╭─ INPUT RECORDS
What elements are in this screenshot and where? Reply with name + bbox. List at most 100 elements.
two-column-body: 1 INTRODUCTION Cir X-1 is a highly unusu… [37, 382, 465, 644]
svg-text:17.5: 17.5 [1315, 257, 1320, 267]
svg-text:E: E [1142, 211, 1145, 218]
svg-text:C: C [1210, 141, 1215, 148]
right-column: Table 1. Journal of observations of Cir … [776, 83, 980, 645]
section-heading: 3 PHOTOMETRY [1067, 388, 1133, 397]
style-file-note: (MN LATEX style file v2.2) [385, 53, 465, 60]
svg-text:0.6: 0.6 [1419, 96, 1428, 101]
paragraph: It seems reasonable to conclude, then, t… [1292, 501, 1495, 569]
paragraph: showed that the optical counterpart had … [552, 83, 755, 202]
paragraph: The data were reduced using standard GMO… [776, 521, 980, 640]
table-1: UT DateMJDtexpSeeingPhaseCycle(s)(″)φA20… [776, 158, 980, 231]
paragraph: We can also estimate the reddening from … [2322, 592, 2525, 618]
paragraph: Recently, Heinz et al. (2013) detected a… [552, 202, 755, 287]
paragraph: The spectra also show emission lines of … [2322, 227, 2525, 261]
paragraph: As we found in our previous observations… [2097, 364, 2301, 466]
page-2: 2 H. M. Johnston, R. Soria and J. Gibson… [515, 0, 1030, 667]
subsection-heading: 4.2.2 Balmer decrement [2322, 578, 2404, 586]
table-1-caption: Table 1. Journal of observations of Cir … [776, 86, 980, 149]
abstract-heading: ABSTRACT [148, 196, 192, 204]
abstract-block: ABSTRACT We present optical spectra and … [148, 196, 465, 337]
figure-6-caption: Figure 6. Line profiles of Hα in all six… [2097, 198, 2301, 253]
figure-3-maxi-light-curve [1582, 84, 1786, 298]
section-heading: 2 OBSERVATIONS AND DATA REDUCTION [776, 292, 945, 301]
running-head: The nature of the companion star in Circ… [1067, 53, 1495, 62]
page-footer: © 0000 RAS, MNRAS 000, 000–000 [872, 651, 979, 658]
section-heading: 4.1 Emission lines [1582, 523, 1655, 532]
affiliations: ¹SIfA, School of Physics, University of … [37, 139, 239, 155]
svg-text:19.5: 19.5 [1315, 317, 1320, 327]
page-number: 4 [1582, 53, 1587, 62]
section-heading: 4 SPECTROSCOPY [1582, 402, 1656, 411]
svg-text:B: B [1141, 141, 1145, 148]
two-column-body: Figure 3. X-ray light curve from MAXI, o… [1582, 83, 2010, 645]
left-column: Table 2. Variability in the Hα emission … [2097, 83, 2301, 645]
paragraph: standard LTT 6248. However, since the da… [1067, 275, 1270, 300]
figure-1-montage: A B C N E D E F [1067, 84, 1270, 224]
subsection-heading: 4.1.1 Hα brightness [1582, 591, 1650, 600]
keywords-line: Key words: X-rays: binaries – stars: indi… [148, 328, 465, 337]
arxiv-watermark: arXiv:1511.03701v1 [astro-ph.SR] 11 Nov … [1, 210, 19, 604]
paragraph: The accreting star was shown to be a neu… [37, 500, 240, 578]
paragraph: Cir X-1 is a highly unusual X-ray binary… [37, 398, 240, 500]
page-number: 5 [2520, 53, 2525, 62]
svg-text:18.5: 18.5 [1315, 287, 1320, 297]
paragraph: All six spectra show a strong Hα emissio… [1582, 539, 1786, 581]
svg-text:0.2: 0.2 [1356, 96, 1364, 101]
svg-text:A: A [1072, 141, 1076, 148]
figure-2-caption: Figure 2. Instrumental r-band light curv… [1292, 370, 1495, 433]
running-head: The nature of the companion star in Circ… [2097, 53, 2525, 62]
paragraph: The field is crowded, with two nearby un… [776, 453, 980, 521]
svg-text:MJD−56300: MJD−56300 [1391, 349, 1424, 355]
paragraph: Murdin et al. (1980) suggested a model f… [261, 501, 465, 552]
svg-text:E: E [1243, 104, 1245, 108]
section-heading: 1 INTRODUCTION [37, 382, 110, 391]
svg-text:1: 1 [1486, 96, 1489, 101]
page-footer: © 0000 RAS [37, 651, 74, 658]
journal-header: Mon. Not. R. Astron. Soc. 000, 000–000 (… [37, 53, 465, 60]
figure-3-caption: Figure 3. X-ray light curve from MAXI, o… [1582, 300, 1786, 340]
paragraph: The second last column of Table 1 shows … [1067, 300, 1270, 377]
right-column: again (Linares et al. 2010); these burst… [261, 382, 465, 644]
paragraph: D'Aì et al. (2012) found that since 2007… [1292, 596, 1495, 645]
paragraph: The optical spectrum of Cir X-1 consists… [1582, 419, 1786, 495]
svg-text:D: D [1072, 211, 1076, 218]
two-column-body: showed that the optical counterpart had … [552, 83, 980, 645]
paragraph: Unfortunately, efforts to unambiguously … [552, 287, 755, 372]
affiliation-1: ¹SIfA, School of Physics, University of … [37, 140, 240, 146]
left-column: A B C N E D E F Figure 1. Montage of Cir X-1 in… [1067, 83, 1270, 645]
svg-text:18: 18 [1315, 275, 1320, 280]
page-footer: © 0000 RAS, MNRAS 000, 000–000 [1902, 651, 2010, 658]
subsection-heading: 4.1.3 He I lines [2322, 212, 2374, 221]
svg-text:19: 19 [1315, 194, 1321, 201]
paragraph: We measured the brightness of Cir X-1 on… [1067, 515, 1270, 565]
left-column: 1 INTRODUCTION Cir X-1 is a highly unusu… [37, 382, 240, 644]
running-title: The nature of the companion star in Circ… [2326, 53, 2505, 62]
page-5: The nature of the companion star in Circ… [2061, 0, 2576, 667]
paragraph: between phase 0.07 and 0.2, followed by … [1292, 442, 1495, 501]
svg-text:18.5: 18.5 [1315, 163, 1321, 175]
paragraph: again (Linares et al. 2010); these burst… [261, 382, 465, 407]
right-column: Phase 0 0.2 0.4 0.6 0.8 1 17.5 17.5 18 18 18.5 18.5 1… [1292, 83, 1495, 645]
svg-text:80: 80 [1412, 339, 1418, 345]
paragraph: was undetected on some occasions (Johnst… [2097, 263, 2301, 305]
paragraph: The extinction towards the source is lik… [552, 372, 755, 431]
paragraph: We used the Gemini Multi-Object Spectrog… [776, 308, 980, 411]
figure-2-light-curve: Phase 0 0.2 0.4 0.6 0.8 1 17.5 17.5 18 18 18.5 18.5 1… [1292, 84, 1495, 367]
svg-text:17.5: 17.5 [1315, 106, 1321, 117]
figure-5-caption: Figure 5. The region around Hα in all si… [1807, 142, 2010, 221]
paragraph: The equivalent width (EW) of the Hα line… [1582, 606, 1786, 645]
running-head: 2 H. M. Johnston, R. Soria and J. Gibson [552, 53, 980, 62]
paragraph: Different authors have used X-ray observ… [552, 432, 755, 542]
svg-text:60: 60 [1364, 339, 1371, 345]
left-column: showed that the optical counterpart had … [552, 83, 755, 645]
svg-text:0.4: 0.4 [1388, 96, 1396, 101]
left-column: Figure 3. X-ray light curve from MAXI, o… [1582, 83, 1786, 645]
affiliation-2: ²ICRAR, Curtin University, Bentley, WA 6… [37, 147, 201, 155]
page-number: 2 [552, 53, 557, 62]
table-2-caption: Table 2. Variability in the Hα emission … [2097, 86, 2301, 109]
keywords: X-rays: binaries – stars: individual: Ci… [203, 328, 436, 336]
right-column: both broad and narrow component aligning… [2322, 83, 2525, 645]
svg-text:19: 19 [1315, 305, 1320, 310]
╰─
§ **TASK PROMPT**: Quote the listing word for word, starting with the first line and going on through the line with "svg-text:C: C [1210, 141, 1215, 148]".

§ **TASK SOLUTION**:
What elements are in this screenshot and where? Reply with name + bbox. List at most 100 elements.
two-column-body: 1 INTRODUCTION Cir X-1 is a highly unusu… [37, 382, 465, 644]
svg-text:17.5: 17.5 [1315, 257, 1320, 267]
svg-text:E: E [1142, 211, 1145, 218]
svg-text:C: C [1210, 141, 1215, 148]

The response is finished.